Stated problem: Print out each entry below exactly, please.

Data for this task:

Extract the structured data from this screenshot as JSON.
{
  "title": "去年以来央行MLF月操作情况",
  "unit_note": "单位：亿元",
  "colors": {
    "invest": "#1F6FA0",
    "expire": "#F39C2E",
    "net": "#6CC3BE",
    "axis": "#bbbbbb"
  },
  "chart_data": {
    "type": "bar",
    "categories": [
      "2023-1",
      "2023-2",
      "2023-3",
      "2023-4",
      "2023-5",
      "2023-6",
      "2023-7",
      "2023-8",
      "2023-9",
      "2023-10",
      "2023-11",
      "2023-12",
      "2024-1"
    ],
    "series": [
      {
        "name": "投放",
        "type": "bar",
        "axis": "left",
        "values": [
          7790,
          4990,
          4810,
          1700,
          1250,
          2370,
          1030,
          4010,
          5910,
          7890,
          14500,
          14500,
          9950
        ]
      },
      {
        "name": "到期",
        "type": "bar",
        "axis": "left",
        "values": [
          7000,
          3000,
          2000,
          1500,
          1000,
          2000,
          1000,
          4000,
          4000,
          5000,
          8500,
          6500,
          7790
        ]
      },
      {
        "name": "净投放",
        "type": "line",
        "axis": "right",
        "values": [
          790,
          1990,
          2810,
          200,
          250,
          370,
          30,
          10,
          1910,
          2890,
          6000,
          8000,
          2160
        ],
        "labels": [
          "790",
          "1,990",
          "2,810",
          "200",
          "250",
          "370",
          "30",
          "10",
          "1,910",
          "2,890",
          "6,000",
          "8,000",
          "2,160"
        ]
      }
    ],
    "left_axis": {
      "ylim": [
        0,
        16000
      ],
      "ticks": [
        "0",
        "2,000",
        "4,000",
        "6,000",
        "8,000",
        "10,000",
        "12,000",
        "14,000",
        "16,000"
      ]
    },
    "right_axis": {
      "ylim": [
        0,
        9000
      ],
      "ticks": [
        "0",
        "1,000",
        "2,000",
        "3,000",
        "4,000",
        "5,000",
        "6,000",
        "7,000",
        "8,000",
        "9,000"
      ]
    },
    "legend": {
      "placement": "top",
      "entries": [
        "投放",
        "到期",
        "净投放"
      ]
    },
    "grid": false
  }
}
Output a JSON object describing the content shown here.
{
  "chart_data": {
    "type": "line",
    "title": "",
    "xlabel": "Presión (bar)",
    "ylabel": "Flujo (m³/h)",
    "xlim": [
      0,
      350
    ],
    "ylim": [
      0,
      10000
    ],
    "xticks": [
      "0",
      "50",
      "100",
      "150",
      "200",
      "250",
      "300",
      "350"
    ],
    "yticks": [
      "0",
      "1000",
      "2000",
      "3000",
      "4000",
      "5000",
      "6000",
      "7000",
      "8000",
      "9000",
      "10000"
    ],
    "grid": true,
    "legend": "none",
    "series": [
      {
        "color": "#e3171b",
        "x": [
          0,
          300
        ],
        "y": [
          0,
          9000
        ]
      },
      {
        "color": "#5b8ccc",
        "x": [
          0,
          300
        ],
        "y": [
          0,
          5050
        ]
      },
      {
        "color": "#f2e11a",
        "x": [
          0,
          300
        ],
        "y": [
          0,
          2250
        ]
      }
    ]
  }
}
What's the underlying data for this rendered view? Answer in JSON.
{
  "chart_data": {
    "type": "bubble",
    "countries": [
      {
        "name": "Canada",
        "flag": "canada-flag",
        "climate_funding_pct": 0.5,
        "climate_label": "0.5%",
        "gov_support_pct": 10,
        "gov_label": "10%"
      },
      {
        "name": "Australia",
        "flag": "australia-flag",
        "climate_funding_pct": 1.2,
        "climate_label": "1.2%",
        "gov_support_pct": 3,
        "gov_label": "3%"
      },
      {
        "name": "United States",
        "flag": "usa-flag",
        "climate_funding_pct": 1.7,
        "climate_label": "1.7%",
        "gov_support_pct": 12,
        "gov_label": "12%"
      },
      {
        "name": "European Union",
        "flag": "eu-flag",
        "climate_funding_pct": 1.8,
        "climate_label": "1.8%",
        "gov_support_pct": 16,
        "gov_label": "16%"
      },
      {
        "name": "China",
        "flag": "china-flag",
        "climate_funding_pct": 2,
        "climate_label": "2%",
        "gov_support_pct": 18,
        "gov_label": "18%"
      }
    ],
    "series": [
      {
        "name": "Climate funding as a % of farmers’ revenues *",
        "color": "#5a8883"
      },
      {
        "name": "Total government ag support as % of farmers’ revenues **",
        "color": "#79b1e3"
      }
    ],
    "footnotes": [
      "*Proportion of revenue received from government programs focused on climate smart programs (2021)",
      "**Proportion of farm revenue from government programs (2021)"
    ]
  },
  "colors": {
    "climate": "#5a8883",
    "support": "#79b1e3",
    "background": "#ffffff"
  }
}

Solved exercise:
Extract the structured data from this screenshot as JSON.
{
  "title": "去年以来央行MLF月操作情况",
  "unit_note": "单位：亿元",
  "colors": {
    "invest": "#1F6FA0",
    "expire": "#F39C2E",
    "net": "#6CC3BE",
    "axis": "#bbbbbb"
  },
  "chart_data": {
    "type": "bar",
    "categories": [
      "2023-1",
      "2023-2",
      "2023-3",
      "2023-4",
      "2023-5",
      "2023-6",
      "2023-7",
      "2023-8",
      "2023-9",
      "2023-10",
      "2023-11",
      "2023-12",
      "2024-1"
    ],
    "series": [
      {
        "name": "投放",
        "type": "bar",
        "axis": "left",
        "values": [
          7790,
          4990,
          4810,
          1700,
          1250,
          2370,
          1030,
          4010,
          5910,
          7890,
          14500,
          14500,
          9950
        ]
      },
      {
        "name": "到期",
        "type": "bar",
        "axis": "left",
        "values": [
          7000,
          3000,
          2000,
          1500,
          1000,
          2000,
          1000,
          4000,
          4000,
          5000,
          8500,
          6500,
          7790
        ]
      },
      {
        "name": "净投放",
        "type": "line",
        "axis": "right",
        "values": [
          790,
          1990,
          2810,
          200,
          250,
          370,
          30,
          10,
          1910,
          2890,
          6000,
          8000,
          2160
        ],
        "labels": [
          "790",
          "1,990",
          "2,810",
          "200",
          "250",
          "370",
          "30",
          "10",
          "1,910",
          "2,890",
          "6,000",
          "8,000",
          "2,160"
        ]
      }
    ],
    "left_axis": {
      "ylim": [
        0,
        16000
      ],
      "ticks": [
        "0",
        "2,000",
        "4,000",
        "6,000",
        "8,000",
        "10,000",
        "12,000",
        "14,000",
        "16,000"
      ]
    },
    "right_axis": {
      "ylim": [
        0,
        9000
      ],
      "ticks": [
        "0",
        "1,000",
        "2,000",
        "3,000",
        "4,000",
        "5,000",
        "6,000",
        "7,000",
        "8,000",
        "9,000"
      ]
    },
    "legend": {
      "placement": "top",
      "entries": [
        "投放",
        "到期",
        "净投放"
      ]
    },
    "grid": false
  }
}
Output a JSON object describing the content shown here.
{
  "chart_data": {
    "type": "line",
    "title": "",
    "xlabel": "Presión (bar)",
    "ylabel": "Flujo (m³/h)",
    "xlim": [
      0,
      350
    ],
    "ylim": [
      0,
      10000
    ],
    "xticks": [
      "0",
      "50",
      "100",
      "150",
      "200",
      "250",
      "300",
      "350"
    ],
    "yticks": [
      "0",
      "1000",
      "2000",
      "3000",
      "4000",
      "5000",
      "6000",
      "7000",
      "8000",
      "9000",
      "10000"
    ],
    "grid": true,
    "legend": "none",
    "series": [
      {
        "color": "#e3171b",
        "x": [
          0,
          300
        ],
        "y": [
          0,
          9000
        ]
      },
      {
        "color": "#5b8ccc",
        "x": [
          0,
          300
        ],
        "y": [
          0,
          5050
        ]
      },
      {
        "color": "#f2e11a",
        "x": [
          0,
          300
        ],
        "y": [
          0,
          2250
        ]
      }
    ]
  }
}
What's the underlying data for this rendered view? Answer in JSON.
{
  "chart_data": {
    "type": "bubble",
    "countries": [
      {
        "name": "Canada",
        "flag": "canada-flag",
        "climate_funding_pct": 0.5,
        "climate_label": "0.5%",
        "gov_support_pct": 10,
        "gov_label": "10%"
      },
      {
        "name": "Australia",
        "flag": "australia-flag",
        "climate_funding_pct": 1.2,
        "climate_label": "1.2%",
        "gov_support_pct": 3,
        "gov_label": "3%"
      },
      {
        "name": "United States",
        "flag": "usa-flag",
        "climate_funding_pct": 1.7,
        "climate_label": "1.7%",
        "gov_support_pct": 12,
        "gov_label": "12%"
      },
      {
        "name": "European Union",
        "flag": "eu-flag",
        "climate_funding_pct": 1.8,
        "climate_label": "1.8%",
        "gov_support_pct": 16,
        "gov_label": "16%"
      },
      {
        "name": "China",
        "flag": "china-flag",
        "climate_funding_pct": 2,
        "climate_label": "2%",
        "gov_support_pct": 18,
        "gov_label": "18%"
      }
    ],
    "series": [
      {
        "name": "Climate funding as a % of farmers’ revenues *",
        "color": "#5a8883"
      },
      {
        "name": "Total government ag support as % of farmers’ revenues **",
        "color": "#79b1e3"
      }
    ],
    "footnotes": [
      "*Proportion of revenue received from government programs focused on climate smart programs (2021)",
      "**Proportion of farm revenue from government programs (2021)"
    ]
  },
  "colors": {
    "climate": "#5a8883",
    "support": "#79b1e3",
    "background": "#ffffff"
  }
}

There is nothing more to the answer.